— What this task involves —
Return the material word for word. Do not include the pictures.

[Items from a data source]
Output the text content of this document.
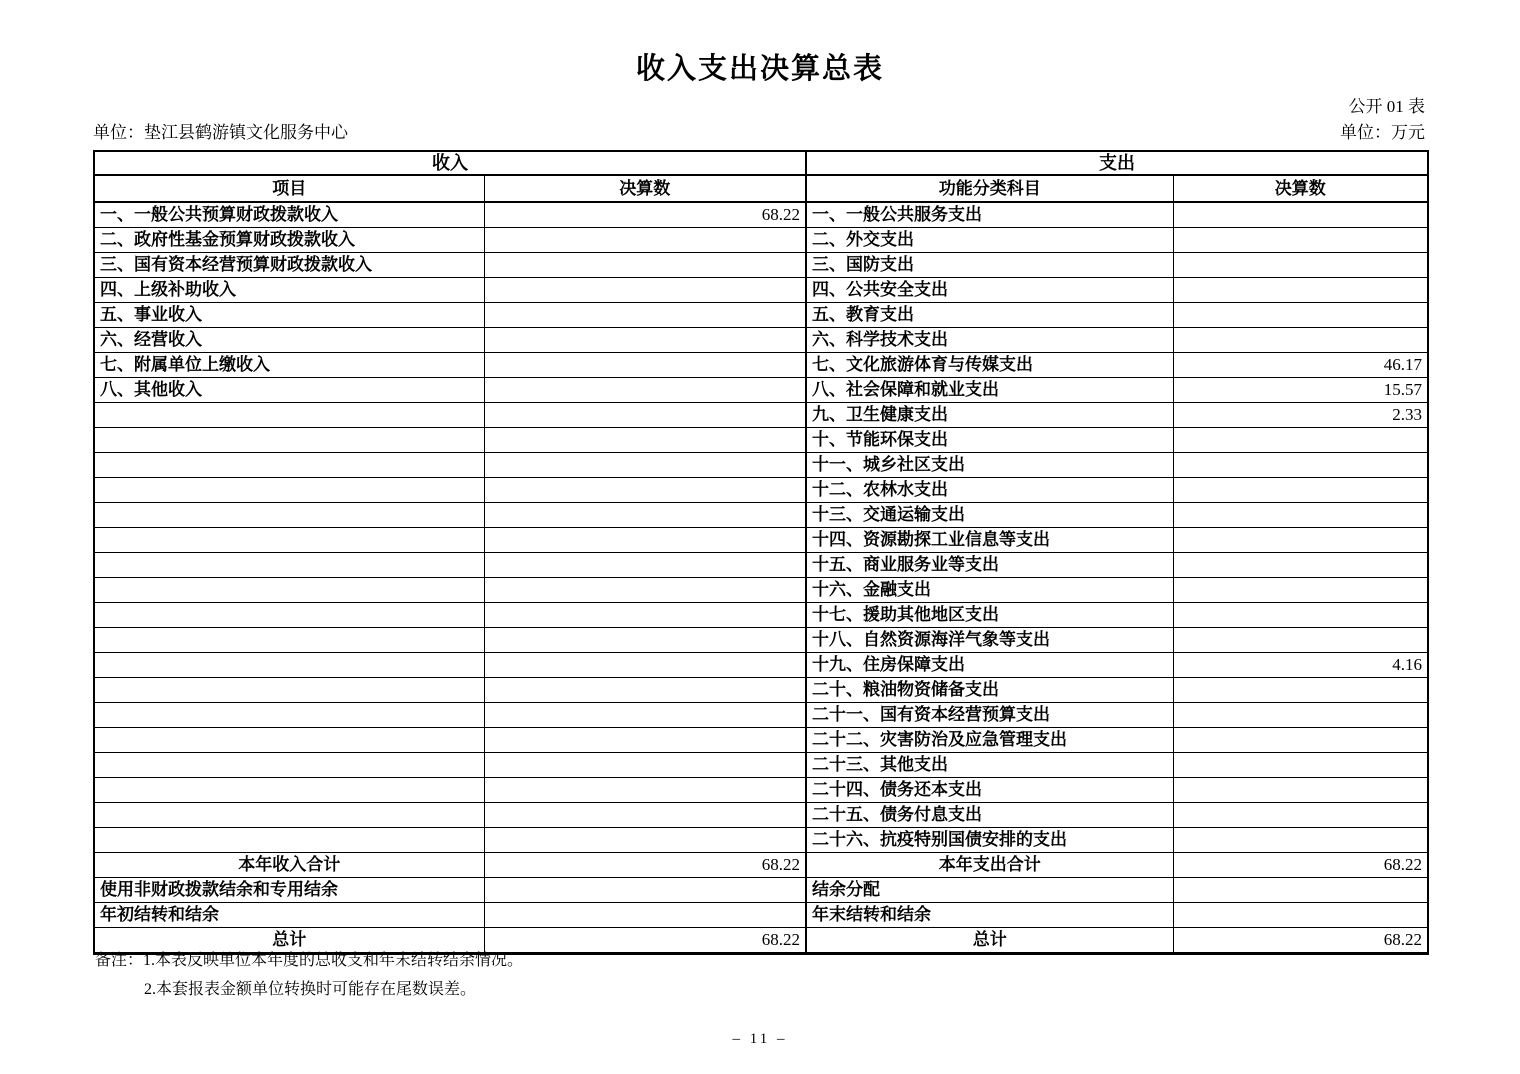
收入支出决算总表
公开 01 表
单位：垫江县鹤游镇文化服务中心	单位：万元
收入		支出	
项目	决算数	功能分类科目	决算数
一、一般公共预算财政拨款收入	68.22	一、一般公共服务支出	
二、政府性基金预算财政拨款收入		二、外交支出	
三、国有资本经营预算财政拨款收入		三、国防支出	
四、上级补助收入		四、公共安全支出	
五、事业收入		五、教育支出	
六、经营收入		六、科学技术支出	
七、附属单位上缴收入		七、文化旅游体育与传媒支出	46.17
八、其他收入		八、社会保障和就业支出	15.57
		九、卫生健康支出	2.33
		十、节能环保支出	
		十一、城乡社区支出	
		十二、农林水支出	
		十三、交通运输支出	
		十四、资源勘探工业信息等支出	
		十五、商业服务业等支出	
		十六、金融支出	
		十七、援助其他地区支出	
		十八、自然资源海洋气象等支出	
		十九、住房保障支出	4.16
		二十、粮油物资储备支出	
		二十一、国有资本经营预算支出	
		二十二、灾害防治及应急管理支出	
		二十三、其他支出	
		二十四、债务还本支出	
		二十五、债务付息支出	
		二十六、抗疫特别国债安排的支出	
本年收入合计	68.22	本年支出合计	68.22
使用非财政拨款结余和专用结余		结余分配	
年初结转和结余		年末结转和结余	
总计	68.22	总计	68.22
备注：1.本表反映单位本年度的总收支和年末结转结余情况。
2.本套报表金额单位转换时可能存在尾数误差。
– 11 –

— Written answer —
Output the text content of this document.
收入支出决算总表
公开 01 表
单位：垫江县鹤游镇文化服务中心	单位：万元
收入		支出	
项目	决算数	功能分类科目	决算数
一、一般公共预算财政拨款收入	68.22	一、一般公共服务支出	
二、政府性基金预算财政拨款收入		二、外交支出	
三、国有资本经营预算财政拨款收入		三、国防支出	
四、上级补助收入		四、公共安全支出	
五、事业收入		五、教育支出	
六、经营收入		六、科学技术支出	
七、附属单位上缴收入		七、文化旅游体育与传媒支出	46.17
八、其他收入		八、社会保障和就业支出	15.57
		九、卫生健康支出	2.33
		十、节能环保支出	
		十一、城乡社区支出	
		十二、农林水支出	
		十三、交通运输支出	
		十四、资源勘探工业信息等支出	
		十五、商业服务业等支出	
		十六、金融支出	
		十七、援助其他地区支出	
		十八、自然资源海洋气象等支出	
		十九、住房保障支出	4.16
		二十、粮油物资储备支出	
		二十一、国有资本经营预算支出	
		二十二、灾害防治及应急管理支出	
		二十三、其他支出	
		二十四、债务还本支出	
		二十五、债务付息支出	
		二十六、抗疫特别国债安排的支出	
本年收入合计	68.22	本年支出合计	68.22
使用非财政拨款结余和专用结余		结余分配	
年初结转和结余		年末结转和结余	
总计	68.22	总计	68.22
备注：1.本表反映单位本年度的总收支和年末结转结余情况。
2.本套报表金额单位转换时可能存在尾数误差。
– 11 –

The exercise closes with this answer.